> Passage choisi:
* * *
16/ Richard Corben, un univers violent?
commence chez les éditions Rip Off Press avec des personnages
dont la morphologie est très caricaturale et sauvage
avec un sens de la couleur particulièrement poussé
puis il devient un dessinateur spécialisé
dans le genre underground (funny world)
>> p. 97 le style Corben

17/ Crumb, le pape de l'underground
publie ses récits dans Zap et Help en se jouant du comics code,
c'est un peu le dr. Jekyll et Mr. Hyde de la bande dessinée
c'est aussi un broyeur de religions
(>> à voir son album "la genèse") et un fauteur de merde,
Crumb sera accusé de phallocratisme (= domination de l'homme
sur la femme), d'anti-communisme, de racisme,
de révolutionnaire prêchant l'anarchie et la violence,
mais il ne se prend pas vraiment au sérieux
- Crumb reste toutefois le maître de l'underground
avec son célèbre "Fritz the cat" (1972)
>> p. 101 "My Hytone" comix, couverture de Crumb
>> p. 105 les bandes parodiques: Popeye, Bébétassine, Tintin


18/ "comics code authority" et censure
premiers polémiques contre les comic books par Frederik Wertham
dans "seduction of the innocent" (1954) et "a sign for Cain" (1966)
* * *
> Travail demandé:
**1.** Recopiez fidèlement la partie du passage sur la bande dessinée underground qui commence aux mots « 16/ Richard Corben, un » et s'arrête après « underground (funny world) ».
**2.** Poursuivez le passage sur la bande dessinée underground à partir de sa dernière phrase.
Le matériel qui suit est indépendant du passage sur la bande dessinée underground.

> Extrait de données:
* * *
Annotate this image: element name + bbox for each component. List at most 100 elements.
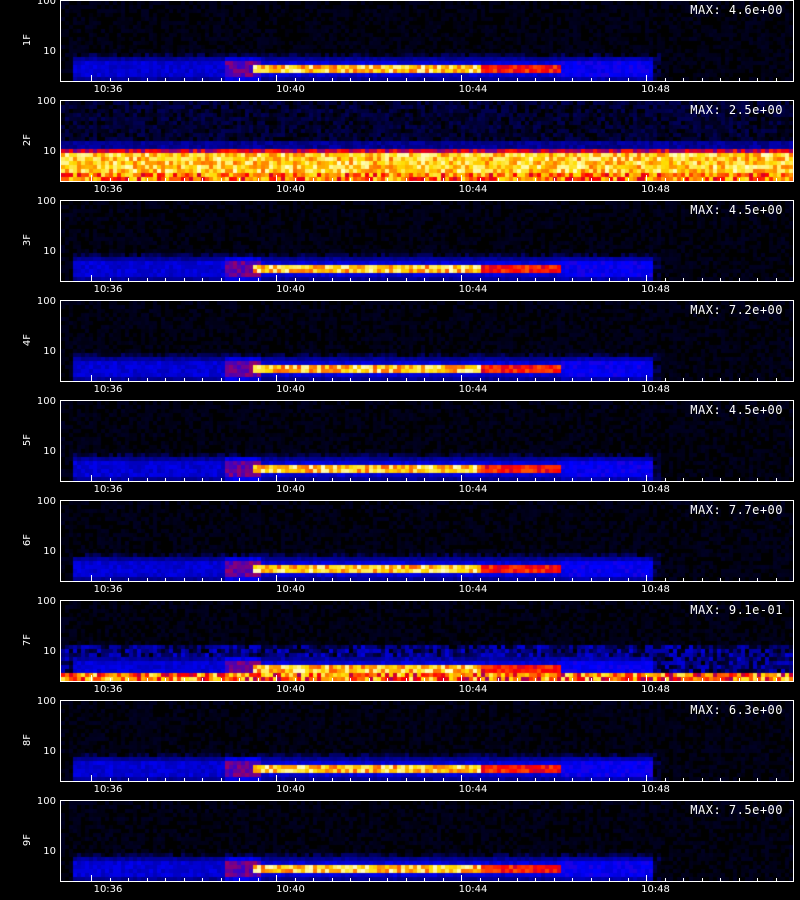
* * *
> Réponses attendues:
**1.**
16/ Richard Corben, un univers violent?
commence chez les éditions Rip Off Press avec des personnages
dont la morphologie est très caricaturale et sauvage
avec un sens de la couleur particulièrement poussé
puis il devient un dessinateur spécialisé
dans le genre underground (funny world)

**2.**
ainsi que dans "psychopathologie des comics" (1949) par George Legman

- suite au comics code de 1954, plusieurs éditeurs seront boycottés
et il y aura un net freinage sur la production des comic books,
mais par la suite de nouvelles séries (plus édulcorées) verront le jour,
cette censure sera d'ailleurs plus ou moins supprimée dès 1965
en France, la censure subira la pression de l'église catholique,
il en résultera la fameuse loi de 1949
renforcée même en 1958 (sous le gouvernement De Gaulle!)
Jacques Martin brisera le tabou en dénudant légèrement
les seins de l'héroïne de "proies du volcan" (1978),
le sexe restant toutefois la bébête noire de la censure
la bande dessinée fut particulièrement touchée,
car sa distribution en France était subordonnée
à un presque pouvoir unique, un monopol

19/ les séries érotiques dans le monde
les dictats des éditeurs sont encore souvent de rigueur
malgré tout, de nouvelles formules graphiques d'érotisme
se développent tel que:
Epoxy (1968) de Cuvelier, libertinage (1978) de Giffey,
les frustrés de Bretécher (1975),
la véritable histoire du soldat inconnu de Tardi (1974),
Zizi et Panpan de Lauzier (1979)
>> p. 116 une planche d'Epoxy par Cuvelier

ainsi que les périodiques Curiosity Magazine, Haga, Falatoff,
Tousse-Bourin, le petit Mickey qui n'a pas peur des gros, etc

à voir aussi les productions japonaises, allemandes, scandinaves,
hollandaises (tante Lénie) et anglaises (dont Garth et Romeo Brown)
les pastiches sur le thème du sexe:
>> p. 121 Lucky Suck
>> p. 133 Fuck Danny

- la création de Pilote en 1959 devait bouleverser
le phénomène bande dessinée avec Astérix
qui provoqua la consécration de la bande dessinée
et qui fut suivie par de nombreuses bandes érotiques:
- Eric Losfeld, un pionnier du genre avec Saga de Xam
- Guy Feellaert avec Jodelle et Pravda la survireuse, édité par Losfeld
- Jean-jacques Pauvert avec son étude
"anthologie historique des lectures érotiques" (2001)
- Jacques Sadoul "l'enfer des bulles"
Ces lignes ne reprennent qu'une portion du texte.